§ WHAT IS REQUIRED
Write out, precisely and in full, each line of the material.

(Collected data entries)
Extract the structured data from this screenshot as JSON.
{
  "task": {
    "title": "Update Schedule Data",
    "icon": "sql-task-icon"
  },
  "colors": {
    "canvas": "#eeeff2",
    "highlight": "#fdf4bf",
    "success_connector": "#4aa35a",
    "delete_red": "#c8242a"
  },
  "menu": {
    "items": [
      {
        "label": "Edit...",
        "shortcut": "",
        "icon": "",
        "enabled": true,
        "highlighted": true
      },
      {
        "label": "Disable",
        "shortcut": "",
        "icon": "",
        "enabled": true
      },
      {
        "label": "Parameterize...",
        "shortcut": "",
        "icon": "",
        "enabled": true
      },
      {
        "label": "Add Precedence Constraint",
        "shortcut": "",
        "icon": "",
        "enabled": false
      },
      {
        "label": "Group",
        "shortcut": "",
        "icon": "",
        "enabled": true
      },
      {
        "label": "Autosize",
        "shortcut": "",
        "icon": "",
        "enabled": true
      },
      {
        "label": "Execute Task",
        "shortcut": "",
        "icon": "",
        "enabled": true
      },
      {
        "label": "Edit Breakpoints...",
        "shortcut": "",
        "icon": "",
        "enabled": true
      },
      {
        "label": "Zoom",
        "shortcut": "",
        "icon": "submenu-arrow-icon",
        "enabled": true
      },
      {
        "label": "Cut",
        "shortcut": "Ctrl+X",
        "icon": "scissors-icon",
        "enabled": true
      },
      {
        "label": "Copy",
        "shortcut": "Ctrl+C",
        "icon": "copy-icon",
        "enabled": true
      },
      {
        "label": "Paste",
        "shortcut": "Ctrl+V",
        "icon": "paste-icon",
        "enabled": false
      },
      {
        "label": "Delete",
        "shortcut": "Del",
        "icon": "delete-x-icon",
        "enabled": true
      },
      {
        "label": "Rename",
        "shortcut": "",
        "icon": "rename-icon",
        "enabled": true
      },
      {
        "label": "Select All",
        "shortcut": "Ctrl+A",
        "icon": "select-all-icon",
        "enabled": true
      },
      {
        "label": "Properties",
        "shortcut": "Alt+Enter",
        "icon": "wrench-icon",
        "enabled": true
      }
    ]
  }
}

§ RESULT OF THIS TASK
Extract the structured data from this screenshot as JSON.
{
  "task": {
    "title": "Update Schedule Data",
    "icon": "sql-task-icon"
  },
  "colors": {
    "canvas": "#eeeff2",
    "highlight": "#fdf4bf",
    "success_connector": "#4aa35a",
    "delete_red": "#c8242a"
  },
  "menu": {
    "items": [
      {
        "label": "Edit...",
        "shortcut": "",
        "icon": "",
        "enabled": true,
        "highlighted": true
      },
      {
        "label": "Disable",
        "shortcut": "",
        "icon": "",
        "enabled": true
      },
      {
        "label": "Parameterize...",
        "shortcut": "",
        "icon": "",
        "enabled": true
      },
      {
        "label": "Add Precedence Constraint",
        "shortcut": "",
        "icon": "",
        "enabled": false
      },
      {
        "label": "Group",
        "shortcut": "",
        "icon": "",
        "enabled": true
      },
      {
        "label": "Autosize",
        "shortcut": "",
        "icon": "",
        "enabled": true
      },
      {
        "label": "Execute Task",
        "shortcut": "",
        "icon": "",
        "enabled": true
      },
      {
        "label": "Edit Breakpoints...",
        "shortcut": "",
        "icon": "",
        "enabled": true
      },
      {
        "label": "Zoom",
        "shortcut": "",
        "icon": "submenu-arrow-icon",
        "enabled": true
      },
      {
        "label": "Cut",
        "shortcut": "Ctrl+X",
        "icon": "scissors-icon",
        "enabled": true
      },
      {
        "label": "Copy",
        "shortcut": "Ctrl+C",
        "icon": "copy-icon",
        "enabled": true
      },
      {
        "label": "Paste",
        "shortcut": "Ctrl+V",
        "icon": "paste-icon",
        "enabled": false
      },
      {
        "label": "Delete",
        "shortcut": "Del",
        "icon": "delete-x-icon",
        "enabled": true
      },
      {
        "label": "Rename",
        "shortcut": "",
        "icon": "rename-icon",
        "enabled": true
      },
      {
        "label": "Select All",
        "shortcut": "Ctrl+A",
        "icon": "select-all-icon",
        "enabled": true
      },
      {
        "label": "Properties",
        "shortcut": "Alt+Enter",
        "icon": "wrench-icon",
        "enabled": true
      }
    ]
  }
}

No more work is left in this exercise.